» **EXERCISE DESCRIPTION**: Scan the records and identify every line in which the string "тазовая" occurs, then return those lines.

>> Begin INPUT

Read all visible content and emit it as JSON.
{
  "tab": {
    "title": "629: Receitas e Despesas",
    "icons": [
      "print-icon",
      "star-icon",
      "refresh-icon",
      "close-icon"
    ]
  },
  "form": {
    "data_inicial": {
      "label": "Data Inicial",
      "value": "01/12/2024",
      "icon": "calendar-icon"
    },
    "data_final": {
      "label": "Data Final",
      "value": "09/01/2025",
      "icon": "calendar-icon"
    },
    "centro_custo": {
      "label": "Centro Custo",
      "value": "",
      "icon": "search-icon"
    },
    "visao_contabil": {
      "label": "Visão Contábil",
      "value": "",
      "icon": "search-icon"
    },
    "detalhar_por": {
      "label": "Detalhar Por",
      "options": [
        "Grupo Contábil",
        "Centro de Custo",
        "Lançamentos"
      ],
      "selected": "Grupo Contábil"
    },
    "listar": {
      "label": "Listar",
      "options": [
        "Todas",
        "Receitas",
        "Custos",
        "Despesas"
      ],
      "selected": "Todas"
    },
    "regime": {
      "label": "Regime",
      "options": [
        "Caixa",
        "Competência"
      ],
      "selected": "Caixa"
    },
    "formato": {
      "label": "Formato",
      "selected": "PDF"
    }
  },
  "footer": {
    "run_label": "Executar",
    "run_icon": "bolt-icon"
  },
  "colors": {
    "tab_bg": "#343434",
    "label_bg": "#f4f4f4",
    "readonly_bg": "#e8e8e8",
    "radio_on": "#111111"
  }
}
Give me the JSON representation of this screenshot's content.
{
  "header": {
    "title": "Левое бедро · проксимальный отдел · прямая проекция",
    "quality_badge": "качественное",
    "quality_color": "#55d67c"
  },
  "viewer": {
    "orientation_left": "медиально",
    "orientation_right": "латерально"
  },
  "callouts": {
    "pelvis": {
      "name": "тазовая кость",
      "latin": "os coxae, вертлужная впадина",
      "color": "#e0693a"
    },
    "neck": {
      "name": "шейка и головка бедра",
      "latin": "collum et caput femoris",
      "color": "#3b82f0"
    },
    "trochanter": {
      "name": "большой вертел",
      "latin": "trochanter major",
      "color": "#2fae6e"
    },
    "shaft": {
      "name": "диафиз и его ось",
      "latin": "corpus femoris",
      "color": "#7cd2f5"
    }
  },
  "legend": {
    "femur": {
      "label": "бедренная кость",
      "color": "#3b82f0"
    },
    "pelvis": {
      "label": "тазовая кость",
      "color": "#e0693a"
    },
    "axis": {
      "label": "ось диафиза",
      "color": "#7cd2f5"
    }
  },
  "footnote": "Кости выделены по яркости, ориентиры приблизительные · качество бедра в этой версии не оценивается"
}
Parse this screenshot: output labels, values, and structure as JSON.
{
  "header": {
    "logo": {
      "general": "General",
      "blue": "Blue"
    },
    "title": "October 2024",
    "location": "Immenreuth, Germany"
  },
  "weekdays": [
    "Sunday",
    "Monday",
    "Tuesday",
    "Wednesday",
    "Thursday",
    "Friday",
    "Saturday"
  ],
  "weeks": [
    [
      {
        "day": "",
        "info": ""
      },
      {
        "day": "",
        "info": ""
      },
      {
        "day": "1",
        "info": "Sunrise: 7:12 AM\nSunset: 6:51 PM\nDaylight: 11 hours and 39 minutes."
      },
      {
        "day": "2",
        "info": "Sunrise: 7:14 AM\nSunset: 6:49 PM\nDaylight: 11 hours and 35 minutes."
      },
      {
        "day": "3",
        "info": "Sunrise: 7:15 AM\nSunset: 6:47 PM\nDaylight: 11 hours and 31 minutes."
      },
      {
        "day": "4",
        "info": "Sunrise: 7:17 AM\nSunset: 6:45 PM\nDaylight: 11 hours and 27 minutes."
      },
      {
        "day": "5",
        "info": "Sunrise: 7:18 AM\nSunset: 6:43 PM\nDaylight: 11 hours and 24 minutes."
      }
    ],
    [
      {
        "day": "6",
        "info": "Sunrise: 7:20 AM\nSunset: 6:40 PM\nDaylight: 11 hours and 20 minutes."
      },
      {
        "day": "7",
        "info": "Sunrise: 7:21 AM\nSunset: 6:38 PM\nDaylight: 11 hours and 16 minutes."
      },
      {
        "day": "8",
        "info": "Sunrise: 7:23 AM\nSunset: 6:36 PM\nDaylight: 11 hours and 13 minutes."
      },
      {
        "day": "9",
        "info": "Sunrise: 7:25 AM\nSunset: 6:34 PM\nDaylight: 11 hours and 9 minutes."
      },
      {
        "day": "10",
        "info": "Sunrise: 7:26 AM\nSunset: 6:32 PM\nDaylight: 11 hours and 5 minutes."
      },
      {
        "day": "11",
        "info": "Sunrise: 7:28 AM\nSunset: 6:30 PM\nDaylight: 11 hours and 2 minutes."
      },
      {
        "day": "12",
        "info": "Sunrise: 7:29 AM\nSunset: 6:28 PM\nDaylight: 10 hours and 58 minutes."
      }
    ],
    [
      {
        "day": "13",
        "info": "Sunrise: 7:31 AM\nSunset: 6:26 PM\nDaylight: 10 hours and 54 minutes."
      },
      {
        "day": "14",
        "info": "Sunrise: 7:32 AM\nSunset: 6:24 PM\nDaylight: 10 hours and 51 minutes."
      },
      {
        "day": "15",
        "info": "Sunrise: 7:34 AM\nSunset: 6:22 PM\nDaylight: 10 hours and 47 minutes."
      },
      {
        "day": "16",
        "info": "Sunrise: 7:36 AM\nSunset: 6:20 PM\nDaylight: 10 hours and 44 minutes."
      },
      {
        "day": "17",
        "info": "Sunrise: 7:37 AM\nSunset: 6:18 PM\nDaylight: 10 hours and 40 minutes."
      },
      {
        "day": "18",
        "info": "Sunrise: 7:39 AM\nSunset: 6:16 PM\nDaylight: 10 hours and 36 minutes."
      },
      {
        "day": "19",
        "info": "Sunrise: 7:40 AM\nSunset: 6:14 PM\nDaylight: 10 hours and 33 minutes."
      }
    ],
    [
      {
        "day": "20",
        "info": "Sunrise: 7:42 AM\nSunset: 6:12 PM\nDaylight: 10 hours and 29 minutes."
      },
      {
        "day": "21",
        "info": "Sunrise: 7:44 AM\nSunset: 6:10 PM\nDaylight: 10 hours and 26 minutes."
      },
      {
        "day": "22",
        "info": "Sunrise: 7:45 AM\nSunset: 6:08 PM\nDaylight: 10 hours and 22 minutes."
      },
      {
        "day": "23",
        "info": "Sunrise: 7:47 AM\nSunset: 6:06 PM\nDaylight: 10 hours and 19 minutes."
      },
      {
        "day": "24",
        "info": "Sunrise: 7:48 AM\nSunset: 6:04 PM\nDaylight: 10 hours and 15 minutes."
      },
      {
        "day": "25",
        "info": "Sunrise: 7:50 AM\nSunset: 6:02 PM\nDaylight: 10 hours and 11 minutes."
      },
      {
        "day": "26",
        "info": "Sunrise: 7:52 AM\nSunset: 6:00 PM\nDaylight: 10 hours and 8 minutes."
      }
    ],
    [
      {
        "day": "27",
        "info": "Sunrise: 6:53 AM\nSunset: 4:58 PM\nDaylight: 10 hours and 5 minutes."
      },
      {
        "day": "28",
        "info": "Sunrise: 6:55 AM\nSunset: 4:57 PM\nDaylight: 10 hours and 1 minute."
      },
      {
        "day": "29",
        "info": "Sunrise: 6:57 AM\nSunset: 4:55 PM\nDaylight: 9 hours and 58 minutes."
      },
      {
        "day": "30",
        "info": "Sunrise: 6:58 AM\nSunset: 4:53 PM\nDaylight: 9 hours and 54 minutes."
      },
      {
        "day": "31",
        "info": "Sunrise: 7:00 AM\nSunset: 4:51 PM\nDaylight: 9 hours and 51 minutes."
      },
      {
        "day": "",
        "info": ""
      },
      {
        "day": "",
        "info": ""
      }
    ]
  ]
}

>> End INPUT

» **ANSWER TO THIS EXERCISE**:
      "name": "тазовая кость",
      "label": "тазовая кость",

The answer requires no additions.